Problem to solve:
Please output the records below in full, exactly as given, but without the images.

* * * * *

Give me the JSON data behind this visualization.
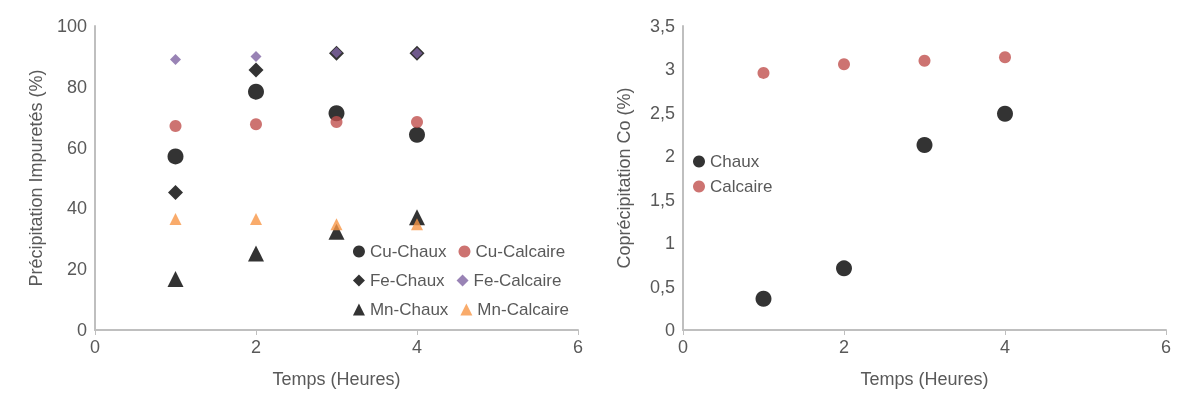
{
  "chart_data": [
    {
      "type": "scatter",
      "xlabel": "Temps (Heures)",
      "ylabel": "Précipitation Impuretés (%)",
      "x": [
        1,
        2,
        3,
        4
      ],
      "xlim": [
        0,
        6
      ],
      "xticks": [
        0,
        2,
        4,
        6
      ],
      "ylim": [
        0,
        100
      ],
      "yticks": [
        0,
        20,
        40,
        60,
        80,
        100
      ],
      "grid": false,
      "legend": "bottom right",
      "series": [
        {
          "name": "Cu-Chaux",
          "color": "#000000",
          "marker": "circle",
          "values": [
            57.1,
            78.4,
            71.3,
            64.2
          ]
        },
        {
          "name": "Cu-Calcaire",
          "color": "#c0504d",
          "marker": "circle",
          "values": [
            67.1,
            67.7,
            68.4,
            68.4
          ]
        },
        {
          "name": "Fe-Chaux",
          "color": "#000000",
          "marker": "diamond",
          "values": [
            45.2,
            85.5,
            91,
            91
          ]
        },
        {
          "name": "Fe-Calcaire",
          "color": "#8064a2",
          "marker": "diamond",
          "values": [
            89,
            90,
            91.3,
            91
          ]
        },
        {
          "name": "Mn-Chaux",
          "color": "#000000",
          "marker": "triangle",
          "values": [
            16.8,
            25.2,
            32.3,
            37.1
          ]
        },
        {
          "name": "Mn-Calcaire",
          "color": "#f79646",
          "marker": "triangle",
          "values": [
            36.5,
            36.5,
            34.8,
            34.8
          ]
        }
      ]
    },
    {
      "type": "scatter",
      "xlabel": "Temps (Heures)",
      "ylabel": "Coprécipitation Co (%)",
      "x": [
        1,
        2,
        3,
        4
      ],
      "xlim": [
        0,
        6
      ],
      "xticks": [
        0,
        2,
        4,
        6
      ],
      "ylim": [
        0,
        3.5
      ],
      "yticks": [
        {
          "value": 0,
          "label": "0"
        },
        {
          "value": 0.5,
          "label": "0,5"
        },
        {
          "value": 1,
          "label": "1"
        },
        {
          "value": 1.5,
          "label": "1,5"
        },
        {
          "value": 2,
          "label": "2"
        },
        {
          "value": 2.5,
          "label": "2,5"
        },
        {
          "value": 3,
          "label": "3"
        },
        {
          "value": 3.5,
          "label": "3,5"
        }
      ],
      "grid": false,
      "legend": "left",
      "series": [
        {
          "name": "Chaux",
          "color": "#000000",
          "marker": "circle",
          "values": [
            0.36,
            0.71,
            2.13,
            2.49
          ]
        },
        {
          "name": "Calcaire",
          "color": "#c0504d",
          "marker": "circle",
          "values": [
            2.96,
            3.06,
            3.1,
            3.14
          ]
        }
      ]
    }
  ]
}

* * * * *

Finished task:
Give me the JSON data behind this visualization.
{
  "chart_data": [
    {
      "type": "scatter",
      "xlabel": "Temps (Heures)",
      "ylabel": "Précipitation Impuretés (%)",
      "x": [
        1,
        2,
        3,
        4
      ],
      "xlim": [
        0,
        6
      ],
      "xticks": [
        0,
        2,
        4,
        6
      ],
      "ylim": [
        0,
        100
      ],
      "yticks": [
        0,
        20,
        40,
        60,
        80,
        100
      ],
      "grid": false,
      "legend": "bottom right",
      "series": [
        {
          "name": "Cu-Chaux",
          "color": "#000000",
          "marker": "circle",
          "values": [
            57.1,
            78.4,
            71.3,
            64.2
          ]
        },
        {
          "name": "Cu-Calcaire",
          "color": "#c0504d",
          "marker": "circle",
          "values": [
            67.1,
            67.7,
            68.4,
            68.4
          ]
        },
        {
          "name": "Fe-Chaux",
          "color": "#000000",
          "marker": "diamond",
          "values": [
            45.2,
            85.5,
            91,
            91
          ]
        },
        {
          "name": "Fe-Calcaire",
          "color": "#8064a2",
          "marker": "diamond",
          "values": [
            89,
            90,
            91.3,
            91
          ]
        },
        {
          "name": "Mn-Chaux",
          "color": "#000000",
          "marker": "triangle",
          "values": [
            16.8,
            25.2,
            32.3,
            37.1
          ]
        },
        {
          "name": "Mn-Calcaire",
          "color": "#f79646",
          "marker": "triangle",
          "values": [
            36.5,
            36.5,
            34.8,
            34.8
          ]
        }
      ]
    },
    {
      "type": "scatter",
      "xlabel": "Temps (Heures)",
      "ylabel": "Coprécipitation Co (%)",
      "x": [
        1,
        2,
        3,
        4
      ],
      "xlim": [
        0,
        6
      ],
      "xticks": [
        0,
        2,
        4,
        6
      ],
      "ylim": [
        0,
        3.5
      ],
      "yticks": [
        {
          "value": 0,
          "label": "0"
        },
        {
          "value": 0.5,
          "label": "0,5"
        },
        {
          "value": 1,
          "label": "1"
        },
        {
          "value": 1.5,
          "label": "1,5"
        },
        {
          "value": 2,
          "label": "2"
        },
        {
          "value": 2.5,
          "label": "2,5"
        },
        {
          "value": 3,
          "label": "3"
        },
        {
          "value": 3.5,
          "label": "3,5"
        }
      ],
      "grid": false,
      "legend": "left",
      "series": [
        {
          "name": "Chaux",
          "color": "#000000",
          "marker": "circle",
          "values": [
            0.36,
            0.71,
            2.13,
            2.49
          ]
        },
        {
          "name": "Calcaire",
          "color": "#c0504d",
          "marker": "circle",
          "values": [
            2.96,
            3.06,
            3.1,
            3.14
          ]
        }
      ]
    }
  ]
}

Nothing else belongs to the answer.